Raw records:
::::

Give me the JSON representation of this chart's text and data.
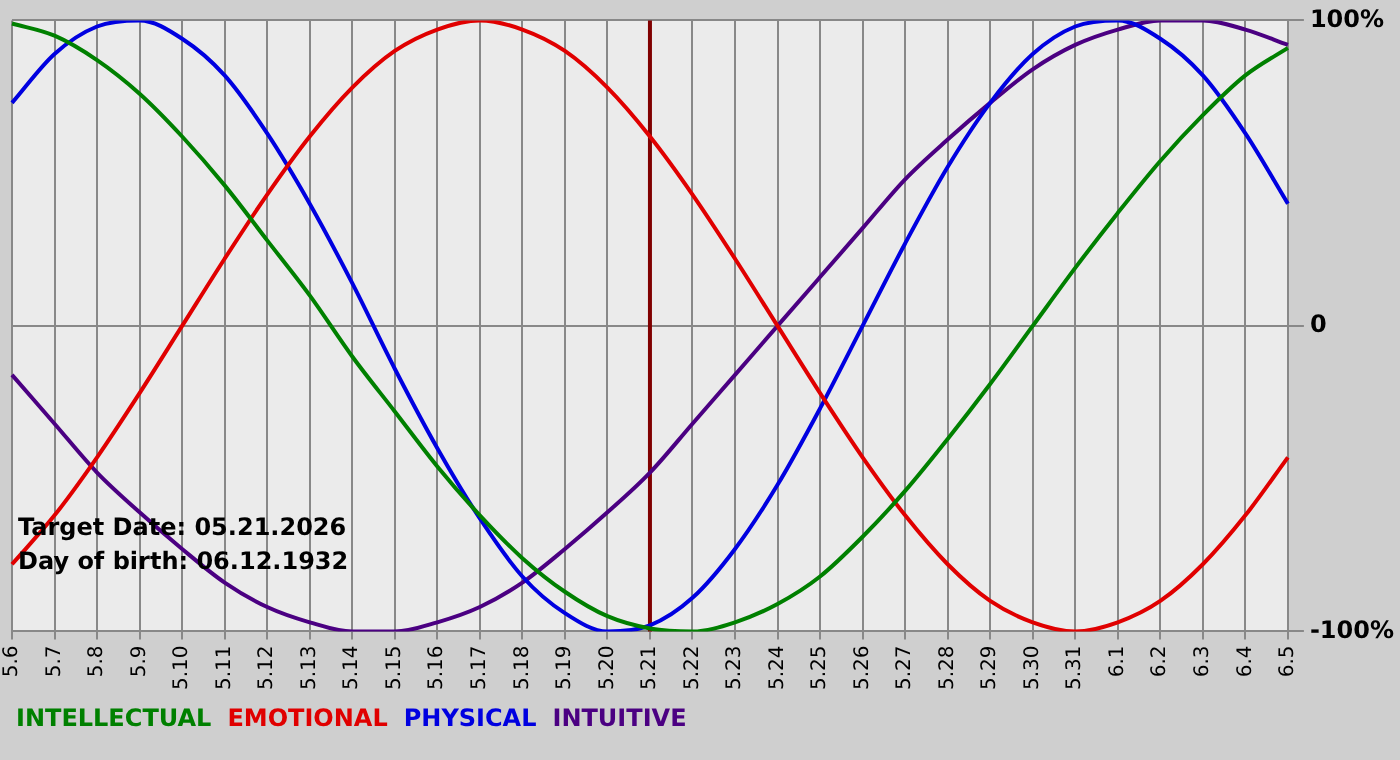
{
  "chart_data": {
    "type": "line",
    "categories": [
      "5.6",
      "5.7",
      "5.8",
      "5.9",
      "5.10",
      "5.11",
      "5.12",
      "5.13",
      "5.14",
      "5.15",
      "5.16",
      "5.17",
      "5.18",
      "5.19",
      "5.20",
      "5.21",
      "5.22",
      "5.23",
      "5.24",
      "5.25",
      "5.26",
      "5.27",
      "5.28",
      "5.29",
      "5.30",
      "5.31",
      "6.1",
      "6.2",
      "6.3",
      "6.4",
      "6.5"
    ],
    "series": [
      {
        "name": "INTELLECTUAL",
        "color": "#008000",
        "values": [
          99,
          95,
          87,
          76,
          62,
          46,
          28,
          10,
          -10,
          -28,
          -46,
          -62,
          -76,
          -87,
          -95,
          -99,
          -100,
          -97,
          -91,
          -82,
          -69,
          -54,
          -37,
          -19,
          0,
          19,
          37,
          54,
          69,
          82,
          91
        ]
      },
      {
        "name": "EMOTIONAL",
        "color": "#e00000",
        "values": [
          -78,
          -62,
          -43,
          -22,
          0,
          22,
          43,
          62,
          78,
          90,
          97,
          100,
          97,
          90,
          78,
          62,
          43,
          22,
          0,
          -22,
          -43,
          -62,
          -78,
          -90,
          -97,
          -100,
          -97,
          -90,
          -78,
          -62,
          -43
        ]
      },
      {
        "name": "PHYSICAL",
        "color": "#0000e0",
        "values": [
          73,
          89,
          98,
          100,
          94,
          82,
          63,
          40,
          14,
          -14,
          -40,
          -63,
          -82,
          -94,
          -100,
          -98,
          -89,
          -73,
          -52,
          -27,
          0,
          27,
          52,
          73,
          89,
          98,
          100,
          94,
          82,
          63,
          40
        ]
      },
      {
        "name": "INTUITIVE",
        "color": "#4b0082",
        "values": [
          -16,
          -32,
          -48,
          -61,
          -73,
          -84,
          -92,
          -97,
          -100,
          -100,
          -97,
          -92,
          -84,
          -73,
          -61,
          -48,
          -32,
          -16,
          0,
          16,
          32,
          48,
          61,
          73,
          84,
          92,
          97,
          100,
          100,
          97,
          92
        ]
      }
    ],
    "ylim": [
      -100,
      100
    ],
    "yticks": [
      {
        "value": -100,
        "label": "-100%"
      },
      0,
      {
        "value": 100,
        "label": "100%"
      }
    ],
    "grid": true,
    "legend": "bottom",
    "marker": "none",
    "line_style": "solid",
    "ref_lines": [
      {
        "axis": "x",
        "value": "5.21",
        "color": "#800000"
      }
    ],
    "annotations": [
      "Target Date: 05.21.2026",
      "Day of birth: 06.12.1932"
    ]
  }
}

::::

Problem details — Omitting all images, retype each line of the records precisely.

Response below —
Give me the JSON representation of this chart's text and data.
{
  "chart_data": {
    "type": "line",
    "categories": [
      "5.6",
      "5.7",
      "5.8",
      "5.9",
      "5.10",
      "5.11",
      "5.12",
      "5.13",
      "5.14",
      "5.15",
      "5.16",
      "5.17",
      "5.18",
      "5.19",
      "5.20",
      "5.21",
      "5.22",
      "5.23",
      "5.24",
      "5.25",
      "5.26",
      "5.27",
      "5.28",
      "5.29",
      "5.30",
      "5.31",
      "6.1",
      "6.2",
      "6.3",
      "6.4",
      "6.5"
    ],
    "series": [
      {
        "name": "INTELLECTUAL",
        "color": "#008000",
        "values": [
          99,
          95,
          87,
          76,
          62,
          46,
          28,
          10,
          -10,
          -28,
          -46,
          -62,
          -76,
          -87,
          -95,
          -99,
          -100,
          -97,
          -91,
          -82,
          -69,
          -54,
          -37,
          -19,
          0,
          19,
          37,
          54,
          69,
          82,
          91
        ]
      },
      {
        "name": "EMOTIONAL",
        "color": "#e00000",
        "values": [
          -78,
          -62,
          -43,
          -22,
          0,
          22,
          43,
          62,
          78,
          90,
          97,
          100,
          97,
          90,
          78,
          62,
          43,
          22,
          0,
          -22,
          -43,
          -62,
          -78,
          -90,
          -97,
          -100,
          -97,
          -90,
          -78,
          -62,
          -43
        ]
      },
      {
        "name": "PHYSICAL",
        "color": "#0000e0",
        "values": [
          73,
          89,
          98,
          100,
          94,
          82,
          63,
          40,
          14,
          -14,
          -40,
          -63,
          -82,
          -94,
          -100,
          -98,
          -89,
          -73,
          -52,
          -27,
          0,
          27,
          52,
          73,
          89,
          98,
          100,
          94,
          82,
          63,
          40
        ]
      },
      {
        "name": "INTUITIVE",
        "color": "#4b0082",
        "values": [
          -16,
          -32,
          -48,
          -61,
          -73,
          -84,
          -92,
          -97,
          -100,
          -100,
          -97,
          -92,
          -84,
          -73,
          -61,
          -48,
          -32,
          -16,
          0,
          16,
          32,
          48,
          61,
          73,
          84,
          92,
          97,
          100,
          100,
          97,
          92
        ]
      }
    ],
    "ylim": [
      -100,
      100
    ],
    "yticks": [
      {
        "value": -100,
        "label": "-100%"
      },
      0,
      {
        "value": 100,
        "label": "100%"
      }
    ],
    "grid": true,
    "legend": "bottom",
    "marker": "none",
    "line_style": "solid",
    "ref_lines": [
      {
        "axis": "x",
        "value": "5.21",
        "color": "#800000"
      }
    ],
    "annotations": [
      "Target Date: 05.21.2026",
      "Day of birth: 06.12.1932"
    ]
  }
}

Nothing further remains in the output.